= What you will do =
Rewrite the rows below with every "shell" switched to "bearing" and nothing else changed. Leave the pictures out.

= Given records =
• • • •

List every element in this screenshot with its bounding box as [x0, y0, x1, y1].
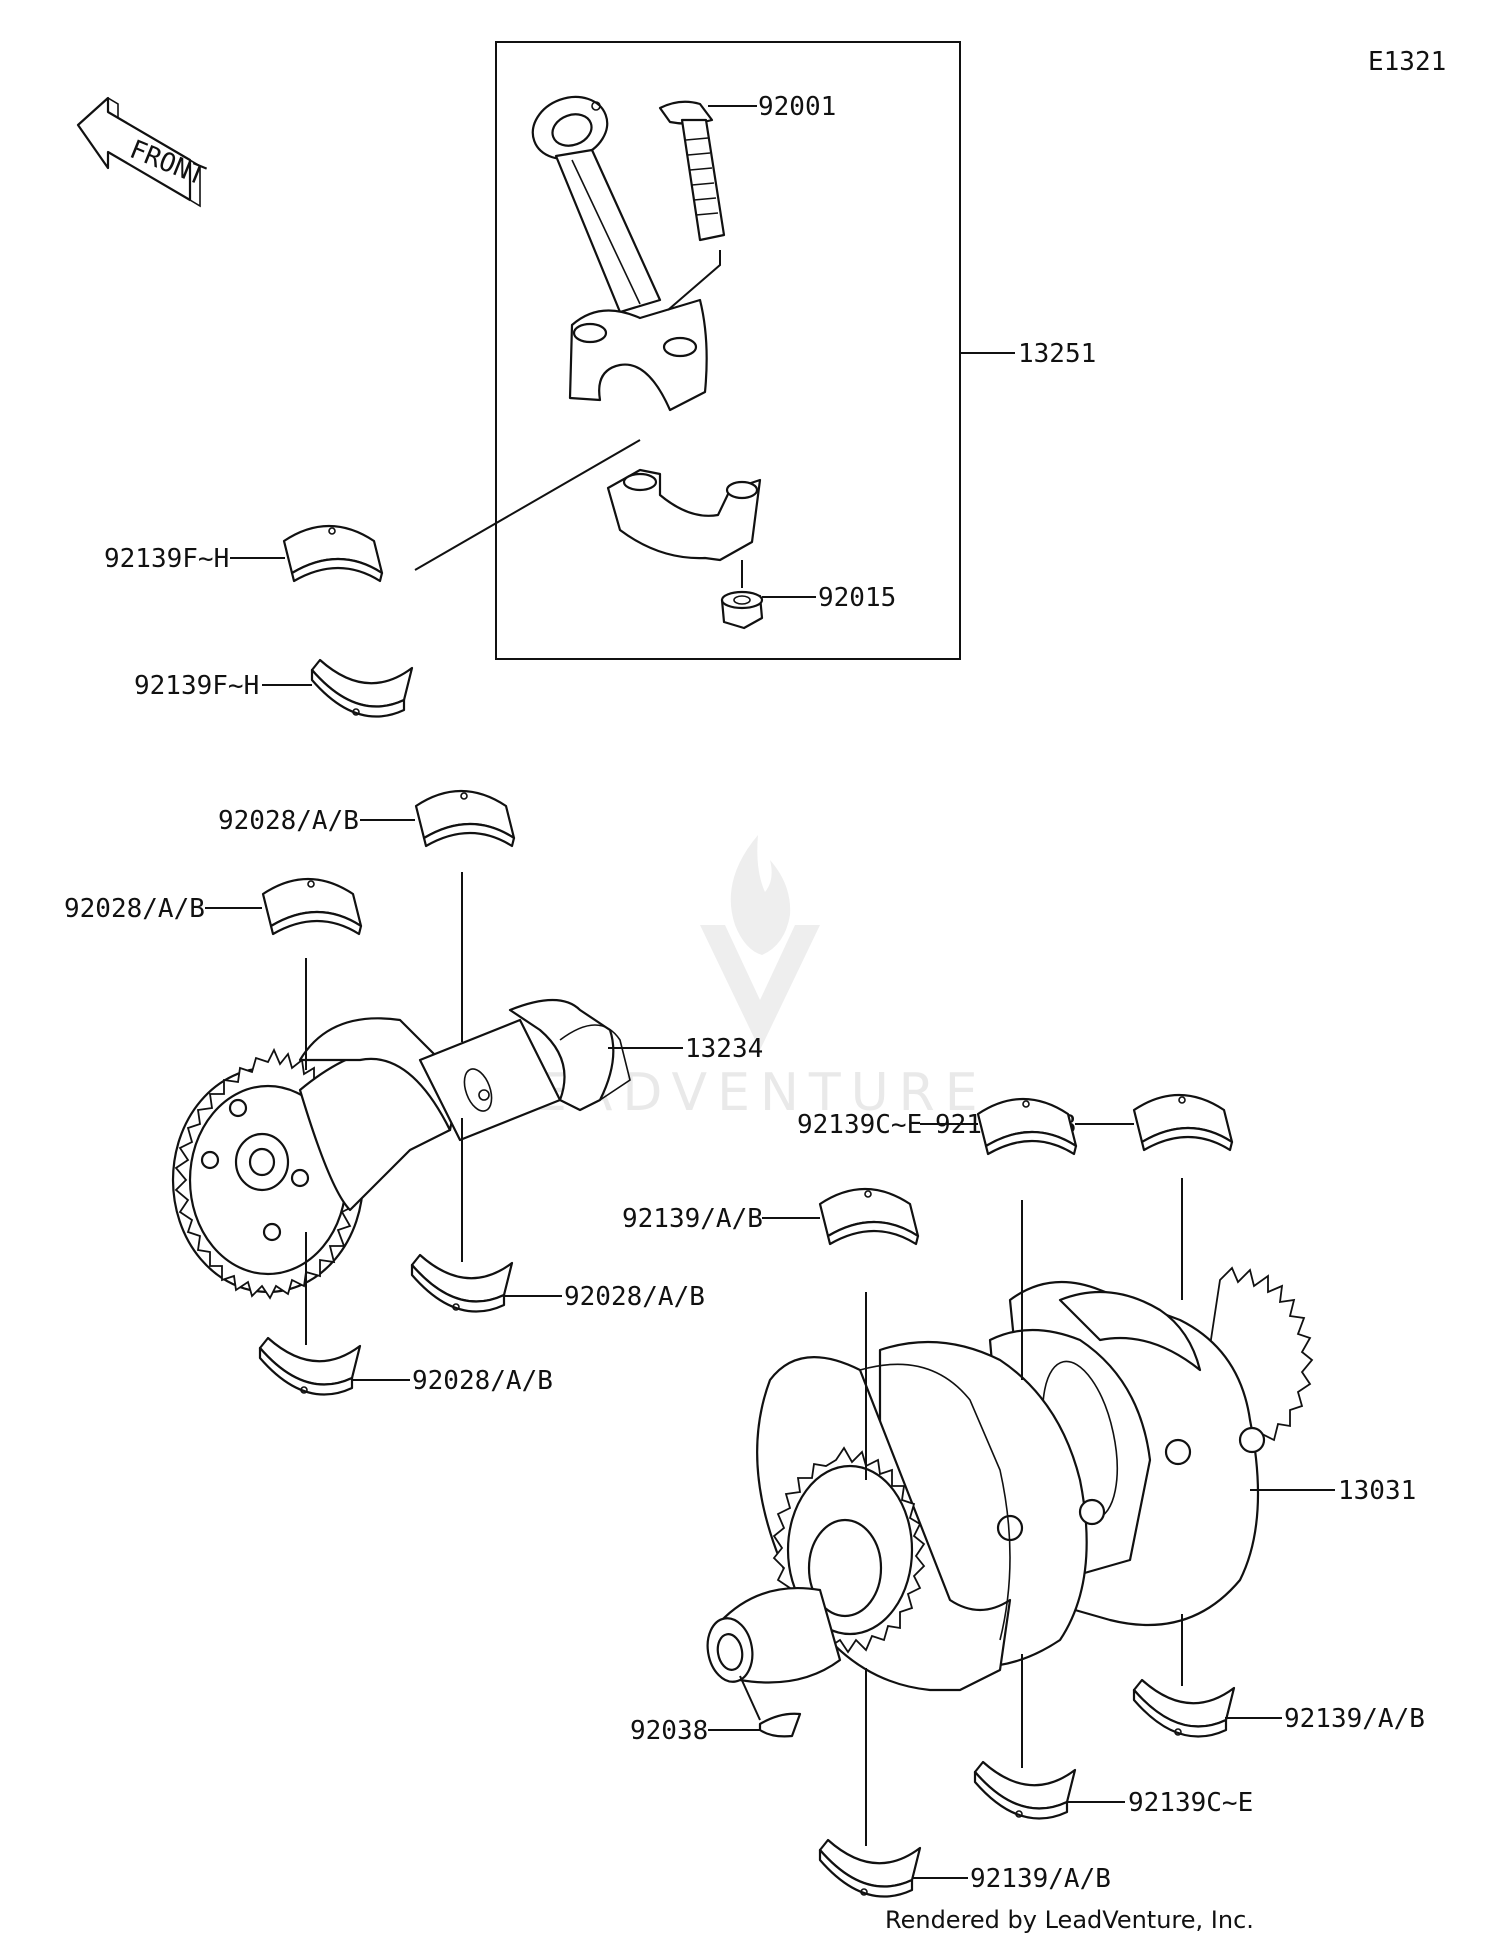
- label-92139AB-c: 92139/A/B: [1284, 1704, 1425, 1734]
- label-92139FH-b: 92139F~H: [134, 671, 259, 701]
- bolt-92001: [658, 100, 726, 242]
- label-92139FH-a: 92139F~H: [104, 544, 229, 574]
- shell-92028-b: [261, 877, 363, 936]
- balancer-shaft: [171, 999, 631, 1300]
- shell-92139CE-a: [976, 1097, 1078, 1156]
- label-92139AB-b: 92139/A/B: [622, 1204, 763, 1234]
- label-92028-a: 92028/A/B: [218, 806, 359, 836]
- label-92028-c: 92028/A/B: [564, 1282, 705, 1312]
- leader-bolt-to-rod: [667, 250, 721, 311]
- leader-shell-to-rod: [414, 439, 641, 571]
- shell-92139AB-a: [1132, 1093, 1234, 1152]
- label-13251: 13251: [1018, 339, 1096, 369]
- label-92139CE-a: 92139C~E: [797, 1110, 922, 1140]
- conrod-assembly-box: [495, 41, 961, 660]
- label-13234: 13234: [685, 1034, 763, 1064]
- shell-92139CE-b: [973, 1760, 1077, 1820]
- shell-92139AB-c: [1132, 1678, 1236, 1738]
- label-92139AB-d: 92139/A/B: [970, 1864, 1111, 1894]
- connecting-rod: [531, 95, 708, 412]
- shell-92139FH-lower: [310, 658, 414, 718]
- label-92038: 92038: [630, 1716, 708, 1746]
- shell-92139AB-b: [818, 1187, 920, 1246]
- label-92139CE-b: 92139C~E: [1128, 1788, 1253, 1818]
- key-92038: [758, 1712, 802, 1738]
- label-92028-d: 92028/A/B: [412, 1366, 553, 1396]
- shell-92028-d: [258, 1336, 362, 1396]
- label-92015: 92015: [818, 583, 896, 613]
- leader-92038-stub: [739, 1675, 761, 1721]
- shell-92139AB-d: [818, 1838, 922, 1898]
- shell-92028-c: [410, 1253, 514, 1313]
- label-92028-b: 92028/A/B: [64, 894, 205, 924]
- front-arrow-icon: FRONT: [76, 96, 210, 208]
- crankshaft: [706, 1266, 1314, 1692]
- label-92001: 92001: [758, 92, 836, 122]
- label-13031: 13031: [1338, 1476, 1416, 1506]
- shell-92139FH-upper: [282, 524, 384, 583]
- shell-92028-a: [414, 789, 516, 848]
- nut-92015: [720, 590, 764, 630]
- footer-credit: Rendered by LeadVenture, Inc.: [885, 1906, 1254, 1934]
- diagram-code: E1321: [1368, 47, 1446, 77]
- rod-cap: [606, 468, 762, 562]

• • • •

= Reply =
List every element in this screenshot with its bounding box as [x0, y0, x1, y1].
- label-92139AB-c: 92139/A/B: [1284, 1704, 1425, 1734]
- label-92139FH-b: 92139F~H: [134, 671, 259, 701]
- bolt-92001: [658, 100, 726, 242]
- label-92139FH-a: 92139F~H: [104, 544, 229, 574]
- bearing-92028-b: [261, 877, 363, 936]
- balancer-shaft: [171, 999, 631, 1300]
- bearing-92139CE-a: [976, 1097, 1078, 1156]
- label-92139AB-b: 92139/A/B: [622, 1204, 763, 1234]
- label-92028-a: 92028/A/B: [218, 806, 359, 836]
- label-92028-c: 92028/A/B: [564, 1282, 705, 1312]
- leader-bolt-to-rod: [667, 250, 721, 311]
- leader-bearing-to-rod: [414, 439, 641, 571]
- bearing-92139AB-a: [1132, 1093, 1234, 1152]
- label-13251: 13251: [1018, 339, 1096, 369]
- label-92139CE-a: 92139C~E: [797, 1110, 922, 1140]
- conrod-assembly-box: [495, 41, 961, 660]
- label-13234: 13234: [685, 1034, 763, 1064]
- bearing-92139CE-b: [973, 1760, 1077, 1820]
- bearing-92139AB-c: [1132, 1678, 1236, 1738]
- label-92139AB-d: 92139/A/B: [970, 1864, 1111, 1894]
- connecting-rod: [531, 95, 708, 412]
- bearing-92139FH-lower: [310, 658, 414, 718]
- label-92038: 92038: [630, 1716, 708, 1746]
- bearing-92139AB-b: [818, 1187, 920, 1246]
- label-92139CE-b: 92139C~E: [1128, 1788, 1253, 1818]
- key-92038: [758, 1712, 802, 1738]
- label-92028-d: 92028/A/B: [412, 1366, 553, 1396]
- bearing-92028-d: [258, 1336, 362, 1396]
- label-92015: 92015: [818, 583, 896, 613]
- leader-92038-stub: [739, 1675, 761, 1721]
- bearing-92139AB-d: [818, 1838, 922, 1898]
- bearing-92028-c: [410, 1253, 514, 1313]
- label-92028-b: 92028/A/B: [64, 894, 205, 924]
- front-arrow-icon: FRONT: [76, 96, 210, 208]
- crankshaft: [706, 1266, 1314, 1692]
- label-92001: 92001: [758, 92, 836, 122]
- label-13031: 13031: [1338, 1476, 1416, 1506]
- bearing-92139FH-upper: [282, 524, 384, 583]
- bearing-92028-a: [414, 789, 516, 848]
- nut-92015: [720, 590, 764, 630]
- footer-credit: Rendered by LeadVenture, Inc.: [885, 1906, 1254, 1934]
- diagram-code: E1321: [1368, 47, 1446, 77]
- rod-cap: [606, 468, 762, 562]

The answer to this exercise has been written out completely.